(Provided entries)
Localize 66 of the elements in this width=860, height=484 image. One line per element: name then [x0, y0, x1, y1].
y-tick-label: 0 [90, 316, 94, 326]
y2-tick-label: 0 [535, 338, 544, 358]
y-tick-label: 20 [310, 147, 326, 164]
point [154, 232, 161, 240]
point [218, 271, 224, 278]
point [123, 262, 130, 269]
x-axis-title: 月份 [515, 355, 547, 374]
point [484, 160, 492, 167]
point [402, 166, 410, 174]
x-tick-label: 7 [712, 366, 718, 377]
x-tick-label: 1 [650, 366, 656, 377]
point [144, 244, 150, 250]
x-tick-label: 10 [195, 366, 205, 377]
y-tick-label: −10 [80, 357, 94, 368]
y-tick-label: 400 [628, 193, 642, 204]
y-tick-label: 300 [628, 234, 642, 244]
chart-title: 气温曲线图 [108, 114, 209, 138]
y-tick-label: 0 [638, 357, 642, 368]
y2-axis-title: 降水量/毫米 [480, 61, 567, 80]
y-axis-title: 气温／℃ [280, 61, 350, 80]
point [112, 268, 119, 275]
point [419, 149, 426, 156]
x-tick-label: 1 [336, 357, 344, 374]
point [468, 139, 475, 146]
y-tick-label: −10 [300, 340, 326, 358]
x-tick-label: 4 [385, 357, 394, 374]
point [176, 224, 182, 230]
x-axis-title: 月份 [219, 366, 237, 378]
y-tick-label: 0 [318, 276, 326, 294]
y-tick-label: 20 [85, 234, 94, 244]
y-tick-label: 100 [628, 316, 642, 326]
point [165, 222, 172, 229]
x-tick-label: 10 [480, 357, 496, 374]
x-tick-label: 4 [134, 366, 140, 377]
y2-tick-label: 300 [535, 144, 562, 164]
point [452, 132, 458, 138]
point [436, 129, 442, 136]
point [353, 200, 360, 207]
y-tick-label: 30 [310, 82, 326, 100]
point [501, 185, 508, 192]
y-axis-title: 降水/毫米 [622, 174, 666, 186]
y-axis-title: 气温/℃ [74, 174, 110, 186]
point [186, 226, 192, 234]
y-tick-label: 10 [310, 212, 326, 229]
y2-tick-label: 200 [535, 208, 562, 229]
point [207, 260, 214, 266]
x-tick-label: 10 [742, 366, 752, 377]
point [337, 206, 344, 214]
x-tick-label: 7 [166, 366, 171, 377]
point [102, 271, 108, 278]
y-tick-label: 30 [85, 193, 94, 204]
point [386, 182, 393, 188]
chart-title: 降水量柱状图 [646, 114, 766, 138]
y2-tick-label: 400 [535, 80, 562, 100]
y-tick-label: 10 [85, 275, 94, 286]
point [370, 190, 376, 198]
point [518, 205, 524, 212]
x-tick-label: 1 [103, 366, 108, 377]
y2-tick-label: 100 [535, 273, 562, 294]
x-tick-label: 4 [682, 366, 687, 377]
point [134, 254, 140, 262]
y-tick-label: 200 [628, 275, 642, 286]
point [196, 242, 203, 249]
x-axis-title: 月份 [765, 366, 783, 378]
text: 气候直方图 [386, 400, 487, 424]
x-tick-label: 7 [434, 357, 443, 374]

(Written request) Rewrite the lines from the first one through the line containing "x-tick-label: 7 [712, 366, 718, 377]" as a JSON list of strings, one string per line, leaving out blank lines.

(The solution)
[
  "Localize 66 of the elements in this width=860, height=484 image. One line per element: name then [x0, y0, x1, y1].",
  "y-tick-label: 0 [90, 316, 94, 326]",
  "y2-tick-label: 0 [535, 338, 544, 358]",
  "y-tick-label: 20 [310, 147, 326, 164]",
  "point [154, 232, 161, 240]",
  "point [218, 271, 224, 278]",
  "point [123, 262, 130, 269]",
  "x-axis-title: 月份 [515, 355, 547, 374]",
  "point [484, 160, 492, 167]",
  "point [402, 166, 410, 174]",
  "x-tick-label: 7 [712, 366, 718, 377]"
]